* **To be done**:
Go to the line that contains "OCR this image.", then write out that line and all that follow to the end of the listing, exactly and without pictures.

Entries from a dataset
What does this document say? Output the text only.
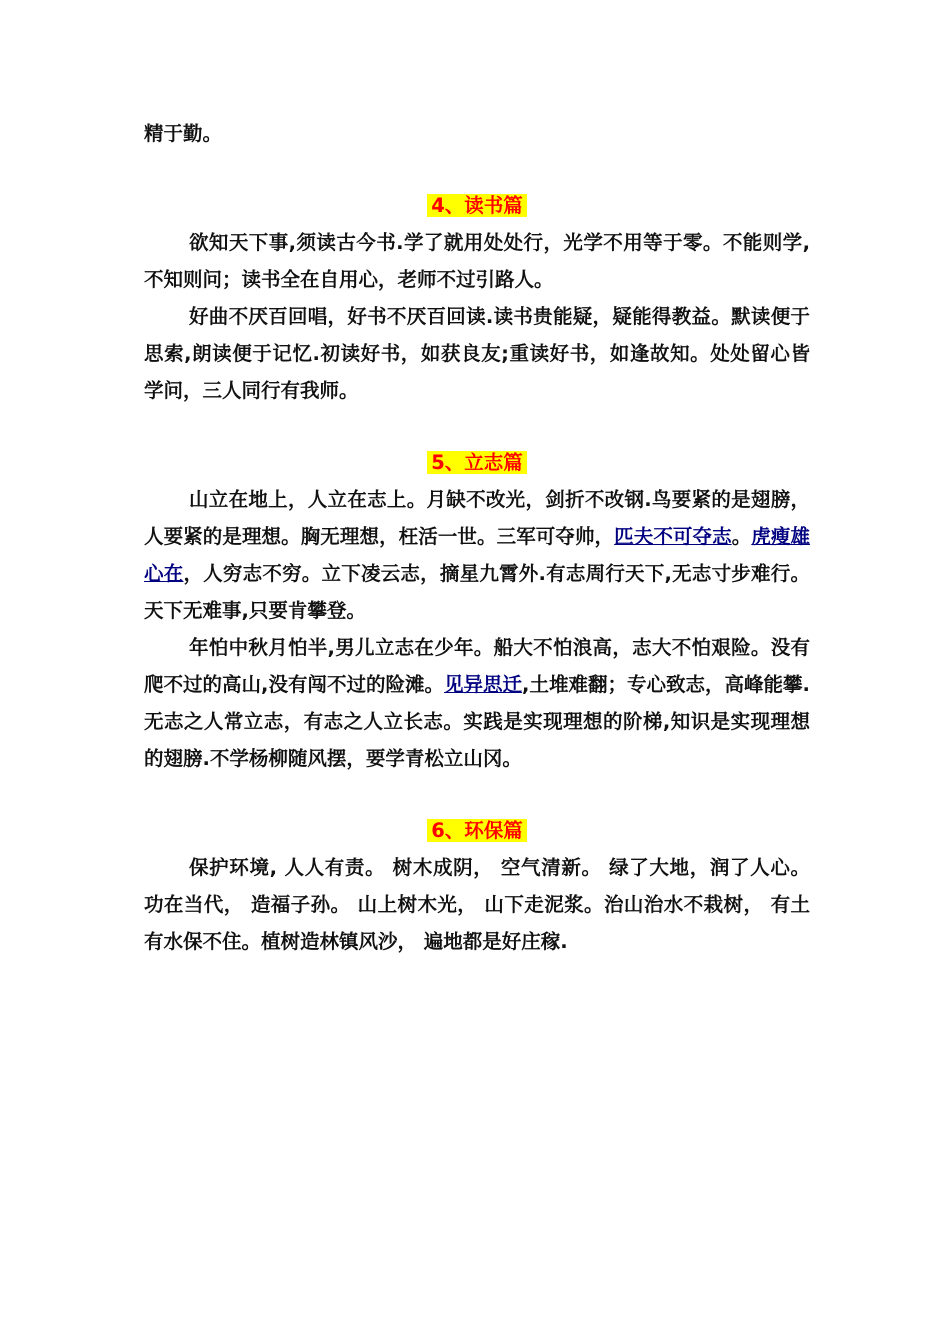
精于勤。

4、读书篇

欲知天下事,须读古今书.学了就用处处行，光学不用等于零。不能则学,不知则问；读书全在自用心，老师不过引路人。

好曲不厌百回唱，好书不厌百回读.读书贵能疑，疑能得教益。默读便于思索,朗读便于记忆.初读好书，如获良友;重读好书，如逢故知。处处留心皆学问，三人同行有我师。

5、立志篇

山立在地上，人立在志上。月缺不改光，剑折不改钢.鸟要紧的是翅膀，人要紧的是理想。胸无理想，枉活一世。三军可夺帅，匹夫不可夺志。虎瘦雄心在，人穷志不穷。立下凌云志，摘星九霄外.有志周行天下,无志寸步难行。天下无难事,只要肯攀登。

年怕中秋月怕半,男儿立志在少年。船大不怕浪高，志大不怕艰险。没有爬不过的高山,没有闯不过的险滩。见异思迁,土堆难翻；专心致志，高峰能攀.无志之人常立志，有志之人立长志。实践是实现理想的阶梯,知识是实现理想的翅膀.不学杨柳随风摆，要学青松立山冈。

6、环保篇

保护环境, 人人有责。 树木成阴， 空气清新。 绿了大地，润了人心。 功在当代， 造福子孙。 山上树木光， 山下走泥浆。治山治水不栽树， 有土有水保不住。植树造林镇风沙， 遍地都是好庄稼.
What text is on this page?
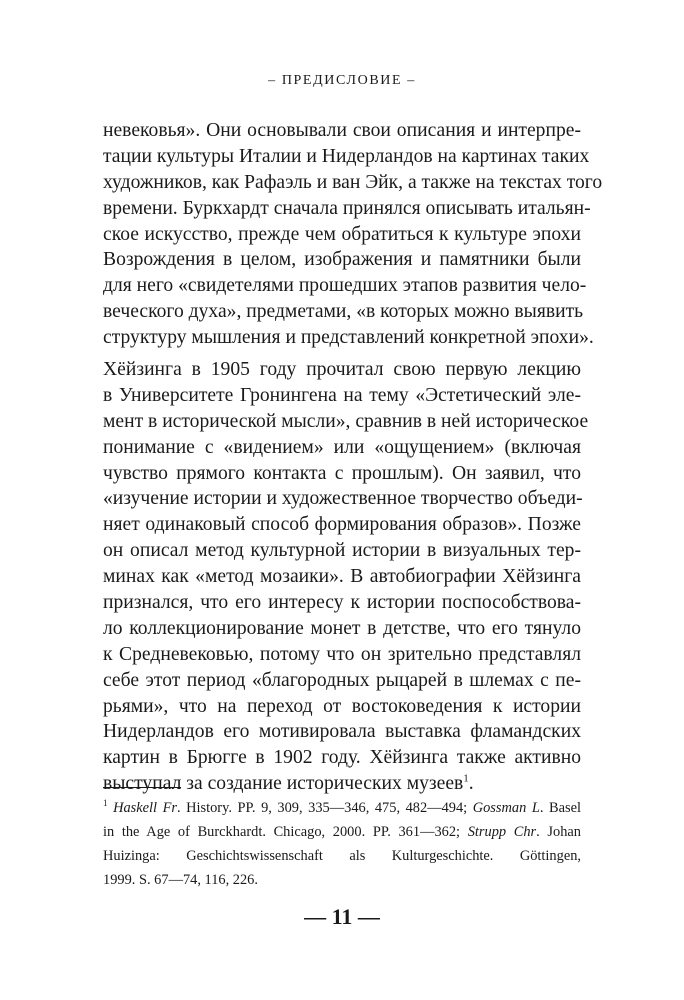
– ПРЕДИСЛОВИЕ –
невековья». Они основывали свои описания и интерпре-
тации культуры Италии и Нидерландов на картинах таких
художников, как Рафаэль и ван Эйк, а также на текстах того
времени. Буркхардт сначала принялся описывать итальян-
ское искусство, прежде чем обратиться к культуре эпохи
Возрождения в целом, изображения и памятники были
для него «свидетелями прошедших этапов развития чело-
веческого духа», предметами, «в которых можно выявить
структуру мышления и представлений конкретной эпохи».
Хёйзинга в 1905 году прочитал свою первую лекцию
в Университете Гронингена на тему «Эстетический эле-
мент в исторической мысли», сравнив в ней историческое
понимание с «видением» или «ощущением» (включая
чувство прямого контакта с прошлым). Он заявил, что
«изучение истории и художественное творчество объеди-
няет одинаковый способ формирования образов». Позже
он описал метод культурной истории в визуальных тер-
минах как «метод мозаики». В автобиографии Хёйзинга
признался, что его интересу к истории поспособствова-
ло коллекционирование монет в детстве, что его тянуло
к Средневековью, потому что он зрительно представлял
себе этот период «благородных рыцарей в шлемах с пе-
рьями», что на переход от востоковедения к истории
Нидерландов его мотивировала выставка фламандских
картин в Брюгге в 1902 году. Хёйзинга также активно
выступал за создание исторических музеев$^1$.
$^1$ Haskell Fr. History. PP. 9, 309, 335—346, 475, 482—494; Gossman L. Basel
in the Age of Burckhardt. Chicago, 2000. PP. 361—362; Strupp Chr. Johan
Huizinga: Geschichtswissenschaft als Kulturgeschichte. Göttingen,
1999. S. 67—74, 116, 226.
— 11 —
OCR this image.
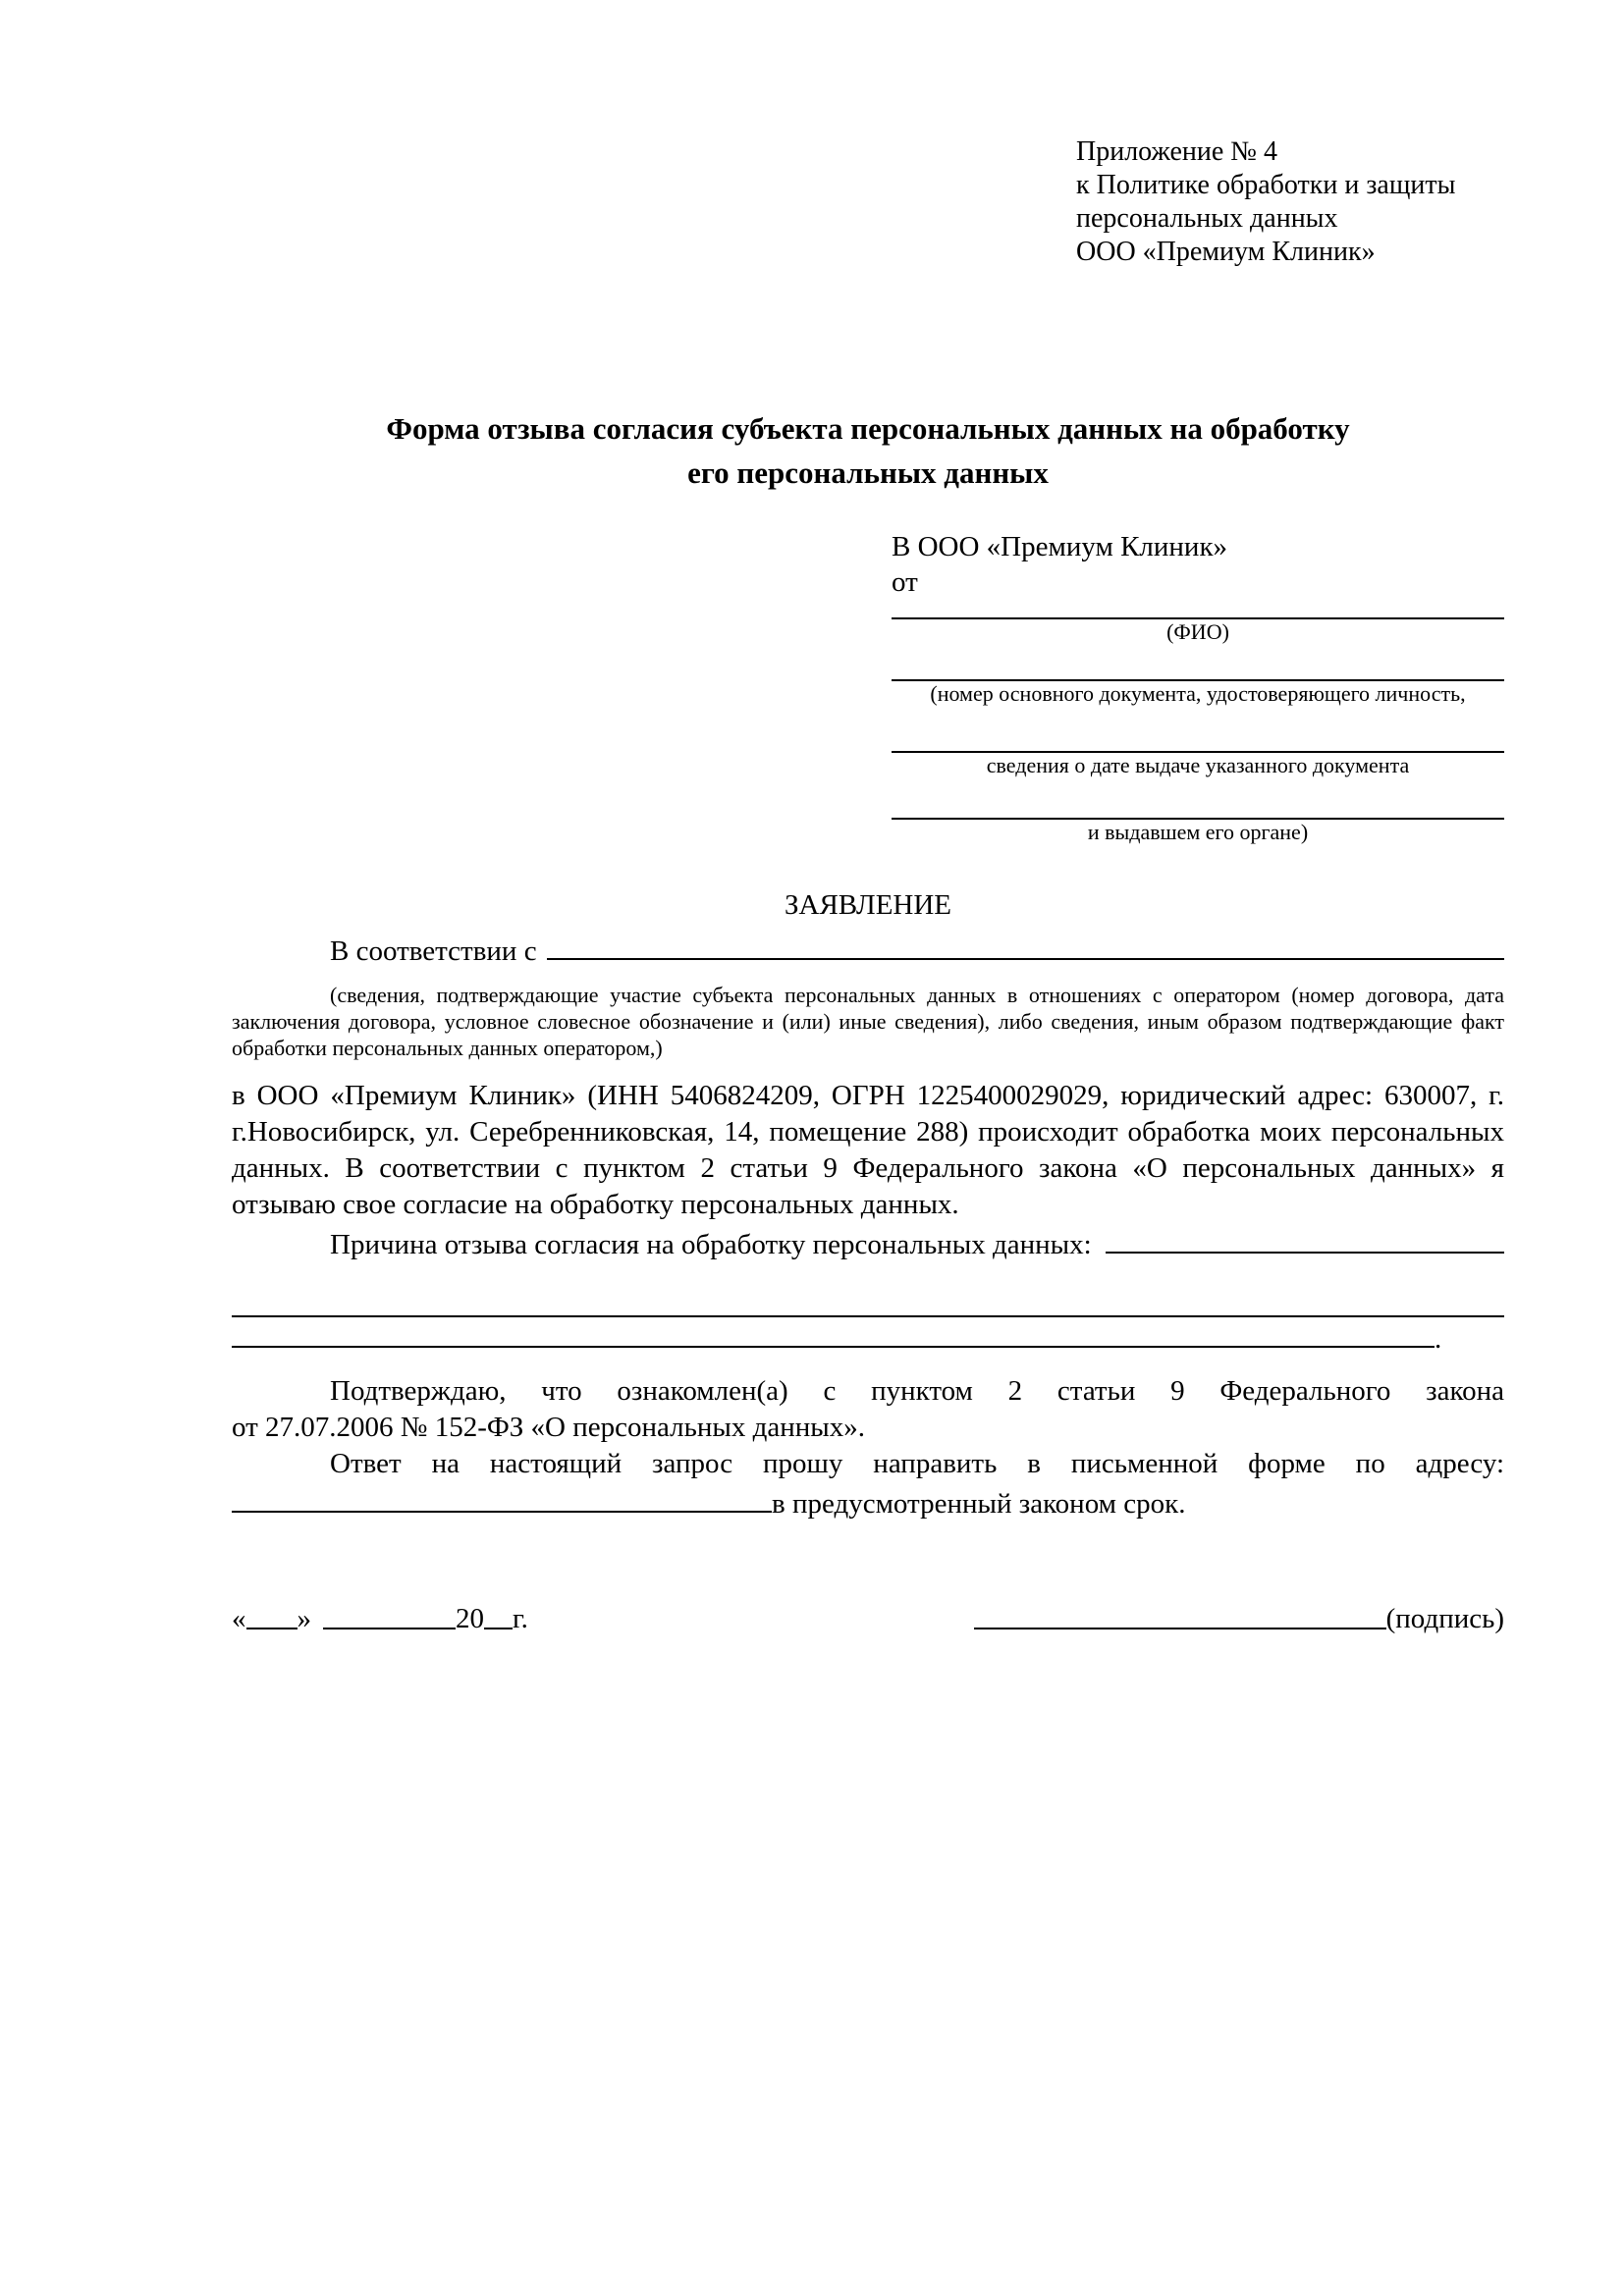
Приложение № 4
к Политике обработки и защиты
персональных данных
ООО «Премиум Клиник»
Форма отзыва согласия субъекта персональных данных на обработку
его персональных данных
В ООО «Премиум Клиник»
от
(ФИО)
(номер основного документа, удостоверяющего личность,
сведения о дате выдаче указанного документа
и выдавшем его органе)
ЗАЯВЛЕНИЕ
В соответствии с
(сведения, подтверждающие участие субъекта персональных данных в отношениях с оператором (номер договора, дата заключения договора, условное словесное обозначение и (или) иные сведения), либо сведения, иным образом подтверждающие факт обработки персональных данных оператором,)
в ООО «Премиум Клиник» (ИНН 5406824209, ОГРН 1225400029029, юридический адрес: 630007, г. г.Новосибирск, ул. Серебренниковская, 14, помещение 288) происходит обработка моих персональных данных. В соответствии с пунктом 2 статьи 9 Федерального закона «О персональных данных» я отзываю свое согласие на обработку персональных данных.
Причина отзыва согласия на обработку персональных данных:
.
Подтверждаю, что ознакомлен(а) с пунктом 2 статьи 9 Федерального закона
от 27.07.2006 № 152-ФЗ «О персональных данных».
Ответ на настоящий запрос прошу направить в письменной форме по адресу:
в предусмотренный законом срок.
« »	20 г.	(подпись)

* **Written solution**:
OCR this image.
Приложение № 4
к Политике обработки и защиты
персональных данных
ООО «Премиум Клиник»
Форма отзыва согласия субъекта персональных данных на обработку
его персональных данных
В ООО «Премиум Клиник»
от
(ФИО)
(номер основного документа, удостоверяющего личность,
сведения о дате выдаче указанного документа
и выдавшем его органе)
ЗАЯВЛЕНИЕ
В соответствии с
(сведения, подтверждающие участие субъекта персональных данных в отношениях с оператором (номер договора, дата заключения договора, условное словесное обозначение и (или) иные сведения), либо сведения, иным образом подтверждающие факт обработки персональных данных оператором,)
в ООО «Премиум Клиник» (ИНН 5406824209, ОГРН 1225400029029, юридический адрес: 630007, г. г.Новосибирск, ул. Серебренниковская, 14, помещение 288) происходит обработка моих персональных данных. В соответствии с пунктом 2 статьи 9 Федерального закона «О персональных данных» я отзываю свое согласие на обработку персональных данных.
Причина отзыва согласия на обработку персональных данных:
.
Подтверждаю, что ознакомлен(а) с пунктом 2 статьи 9 Федерального закона
от 27.07.2006 № 152-ФЗ «О персональных данных».
Ответ на настоящий запрос прошу направить в письменной форме по адресу:
в предусмотренный законом срок.
« »	20 г.	(подпись)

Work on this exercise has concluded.